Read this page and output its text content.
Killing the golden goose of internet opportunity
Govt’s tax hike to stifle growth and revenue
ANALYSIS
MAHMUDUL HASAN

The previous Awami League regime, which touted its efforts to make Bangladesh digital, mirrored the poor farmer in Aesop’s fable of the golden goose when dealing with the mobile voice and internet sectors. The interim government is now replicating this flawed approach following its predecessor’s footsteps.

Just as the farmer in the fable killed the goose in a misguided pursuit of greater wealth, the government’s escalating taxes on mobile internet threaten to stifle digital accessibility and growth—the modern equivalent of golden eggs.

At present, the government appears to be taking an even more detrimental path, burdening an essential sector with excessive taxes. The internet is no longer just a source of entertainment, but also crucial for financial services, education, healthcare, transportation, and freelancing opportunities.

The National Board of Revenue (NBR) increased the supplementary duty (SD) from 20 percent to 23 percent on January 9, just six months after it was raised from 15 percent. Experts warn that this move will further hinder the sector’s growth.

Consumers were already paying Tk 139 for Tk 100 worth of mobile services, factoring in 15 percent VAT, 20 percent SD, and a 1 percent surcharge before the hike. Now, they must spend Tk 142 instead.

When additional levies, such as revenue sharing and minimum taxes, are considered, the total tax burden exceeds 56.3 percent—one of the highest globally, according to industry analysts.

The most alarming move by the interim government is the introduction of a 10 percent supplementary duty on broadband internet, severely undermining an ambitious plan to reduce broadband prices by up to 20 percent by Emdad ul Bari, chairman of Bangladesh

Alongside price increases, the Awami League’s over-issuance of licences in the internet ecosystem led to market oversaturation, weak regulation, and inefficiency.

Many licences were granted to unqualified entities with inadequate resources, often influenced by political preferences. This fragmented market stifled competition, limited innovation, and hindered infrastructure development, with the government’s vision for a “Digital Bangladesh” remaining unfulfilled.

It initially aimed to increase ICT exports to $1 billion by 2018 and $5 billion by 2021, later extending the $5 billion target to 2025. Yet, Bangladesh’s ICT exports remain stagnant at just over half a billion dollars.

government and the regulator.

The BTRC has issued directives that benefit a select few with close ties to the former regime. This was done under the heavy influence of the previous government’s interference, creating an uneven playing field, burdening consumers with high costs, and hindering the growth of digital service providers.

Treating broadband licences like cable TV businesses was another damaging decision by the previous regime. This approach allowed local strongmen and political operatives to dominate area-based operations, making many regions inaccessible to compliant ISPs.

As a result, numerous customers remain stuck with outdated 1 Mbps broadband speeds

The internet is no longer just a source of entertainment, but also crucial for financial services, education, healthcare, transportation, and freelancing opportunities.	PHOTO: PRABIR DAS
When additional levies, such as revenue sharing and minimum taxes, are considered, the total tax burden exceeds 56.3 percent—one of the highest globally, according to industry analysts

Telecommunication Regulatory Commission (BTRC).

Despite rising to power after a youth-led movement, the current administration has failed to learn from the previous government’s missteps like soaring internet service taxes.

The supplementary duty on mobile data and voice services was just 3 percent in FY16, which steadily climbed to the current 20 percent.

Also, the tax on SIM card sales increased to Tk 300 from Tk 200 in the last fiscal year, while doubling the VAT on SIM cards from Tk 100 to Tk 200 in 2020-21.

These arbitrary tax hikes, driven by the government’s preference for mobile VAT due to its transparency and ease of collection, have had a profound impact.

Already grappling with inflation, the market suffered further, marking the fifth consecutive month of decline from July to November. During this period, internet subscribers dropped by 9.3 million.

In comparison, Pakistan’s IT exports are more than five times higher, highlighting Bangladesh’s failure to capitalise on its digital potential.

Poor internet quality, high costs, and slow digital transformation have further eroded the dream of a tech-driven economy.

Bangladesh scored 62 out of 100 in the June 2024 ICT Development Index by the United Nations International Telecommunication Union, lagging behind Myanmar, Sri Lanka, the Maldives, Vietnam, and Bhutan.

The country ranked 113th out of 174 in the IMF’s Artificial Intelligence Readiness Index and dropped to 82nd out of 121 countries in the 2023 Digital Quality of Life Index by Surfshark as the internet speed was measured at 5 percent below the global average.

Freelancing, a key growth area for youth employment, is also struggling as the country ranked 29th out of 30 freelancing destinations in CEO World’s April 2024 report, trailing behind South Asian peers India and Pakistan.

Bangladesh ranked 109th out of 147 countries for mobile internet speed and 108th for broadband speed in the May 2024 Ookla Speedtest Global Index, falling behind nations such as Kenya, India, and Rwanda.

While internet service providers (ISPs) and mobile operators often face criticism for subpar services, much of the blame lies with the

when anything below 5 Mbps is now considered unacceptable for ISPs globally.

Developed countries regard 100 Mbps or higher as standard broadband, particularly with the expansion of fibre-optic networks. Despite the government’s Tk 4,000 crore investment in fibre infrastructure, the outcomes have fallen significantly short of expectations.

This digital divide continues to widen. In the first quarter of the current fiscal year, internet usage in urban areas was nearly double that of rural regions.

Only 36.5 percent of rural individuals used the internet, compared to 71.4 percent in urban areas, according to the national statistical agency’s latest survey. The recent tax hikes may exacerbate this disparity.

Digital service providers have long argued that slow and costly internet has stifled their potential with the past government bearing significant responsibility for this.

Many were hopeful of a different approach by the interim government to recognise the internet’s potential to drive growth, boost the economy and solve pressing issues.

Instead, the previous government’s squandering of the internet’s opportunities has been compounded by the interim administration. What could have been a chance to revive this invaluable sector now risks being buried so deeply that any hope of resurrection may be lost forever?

-=-=-=-=-

All of the data needs to be printed once more, exactly.

Read this page and output its text content.
Killing the golden goose of internet opportunity
Govt’s tax hike to stifle growth and revenue
ANALYSIS
MAHMUDUL HASAN

The previous Awami League regime, which touted its efforts to make Bangladesh digital, mirrored the poor farmer in Aesop’s fable of the golden goose when dealing with the mobile voice and internet sectors. The interim government is now replicating this flawed approach following its predecessor’s footsteps.

Just as the farmer in the fable killed the goose in a misguided pursuit of greater wealth, the government’s escalating taxes on mobile internet threaten to stifle digital accessibility and growth—the modern equivalent of golden eggs.

At present, the government appears to be taking an even more detrimental path, burdening an essential sector with excessive taxes. The internet is no longer just a source of entertainment, but also crucial for financial services, education, healthcare, transportation, and freelancing opportunities.

The National Board of Revenue (NBR) increased the supplementary duty (SD) from 20 percent to 23 percent on January 9, just six months after it was raised from 15 percent. Experts warn that this move will further hinder the sector’s growth.

Consumers were already paying Tk 139 for Tk 100 worth of mobile services, factoring in 15 percent VAT, 20 percent SD, and a 1 percent surcharge before the hike. Now, they must spend Tk 142 instead.

When additional levies, such as revenue sharing and minimum taxes, are considered, the total tax burden exceeds 56.3 percent—one of the highest globally, according to industry analysts.

The most alarming move by the interim government is the introduction of a 10 percent supplementary duty on broadband internet, severely undermining an ambitious plan to reduce broadband prices by up to 20 percent by Emdad ul Bari, chairman of Bangladesh

Alongside price increases, the Awami League’s over-issuance of licences in the internet ecosystem led to market oversaturation, weak regulation, and inefficiency.

Many licences were granted to unqualified entities with inadequate resources, often influenced by political preferences. This fragmented market stifled competition, limited innovation, and hindered infrastructure development, with the government’s vision for a “Digital Bangladesh” remaining unfulfilled.

It initially aimed to increase ICT exports to $1 billion by 2018 and $5 billion by 2021, later extending the $5 billion target to 2025. Yet, Bangladesh’s ICT exports remain stagnant at just over half a billion dollars.

government and the regulator.

The BTRC has issued directives that benefit a select few with close ties to the former regime. This was done under the heavy influence of the previous government’s interference, creating an uneven playing field, burdening consumers with high costs, and hindering the growth of digital service providers.

Treating broadband licences like cable TV businesses was another damaging decision by the previous regime. This approach allowed local strongmen and political operatives to dominate area-based operations, making many regions inaccessible to compliant ISPs.

As a result, numerous customers remain stuck with outdated 1 Mbps broadband speeds

The internet is no longer just a source of entertainment, but also crucial for financial services, education, healthcare, transportation, and freelancing opportunities.	PHOTO: PRABIR DAS
When additional levies, such as revenue sharing and minimum taxes, are considered, the total tax burden exceeds 56.3 percent—one of the highest globally, according to industry analysts

Telecommunication Regulatory Commission (BTRC).

Despite rising to power after a youth-led movement, the current administration has failed to learn from the previous government’s missteps like soaring internet service taxes.

The supplementary duty on mobile data and voice services was just 3 percent in FY16, which steadily climbed to the current 20 percent.

Also, the tax on SIM card sales increased to Tk 300 from Tk 200 in the last fiscal year, while doubling the VAT on SIM cards from Tk 100 to Tk 200 in 2020-21.

These arbitrary tax hikes, driven by the government’s preference for mobile VAT due to its transparency and ease of collection, have had a profound impact.

Already grappling with inflation, the market suffered further, marking the fifth consecutive month of decline from July to November. During this period, internet subscribers dropped by 9.3 million.

In comparison, Pakistan’s IT exports are more than five times higher, highlighting Bangladesh’s failure to capitalise on its digital potential.

Poor internet quality, high costs, and slow digital transformation have further eroded the dream of a tech-driven economy.

Bangladesh scored 62 out of 100 in the June 2024 ICT Development Index by the United Nations International Telecommunication Union, lagging behind Myanmar, Sri Lanka, the Maldives, Vietnam, and Bhutan.

The country ranked 113th out of 174 in the IMF’s Artificial Intelligence Readiness Index and dropped to 82nd out of 121 countries in the 2023 Digital Quality of Life Index by Surfshark as the internet speed was measured at 5 percent below the global average.

Freelancing, a key growth area for youth employment, is also struggling as the country ranked 29th out of 30 freelancing destinations in CEO World’s April 2024 report, trailing behind South Asian peers India and Pakistan.

Bangladesh ranked 109th out of 147 countries for mobile internet speed and 108th for broadband speed in the May 2024 Ookla Speedtest Global Index, falling behind nations such as Kenya, India, and Rwanda.

While internet service providers (ISPs) and mobile operators often face criticism for subpar services, much of the blame lies with the

when anything below 5 Mbps is now considered unacceptable for ISPs globally.

Developed countries regard 100 Mbps or higher as standard broadband, particularly with the expansion of fibre-optic networks. Despite the government’s Tk 4,000 crore investment in fibre infrastructure, the outcomes have fallen significantly short of expectations.

This digital divide continues to widen. In the first quarter of the current fiscal year, internet usage in urban areas was nearly double that of rural regions.

Only 36.5 percent of rural individuals used the internet, compared to 71.4 percent in urban areas, according to the national statistical agency’s latest survey. The recent tax hikes may exacerbate this disparity.

Digital service providers have long argued that slow and costly internet has stifled their potential with the past government bearing significant responsibility for this.

Many were hopeful of a different approach by the interim government to recognise the internet’s potential to drive growth, boost the economy and solve pressing issues.

Instead, the previous government’s squandering of the internet’s opportunities has been compounded by the interim administration. What could have been a chance to revive this invaluable sector now risks being buried so deeply that any hope of resurrection may be lost forever?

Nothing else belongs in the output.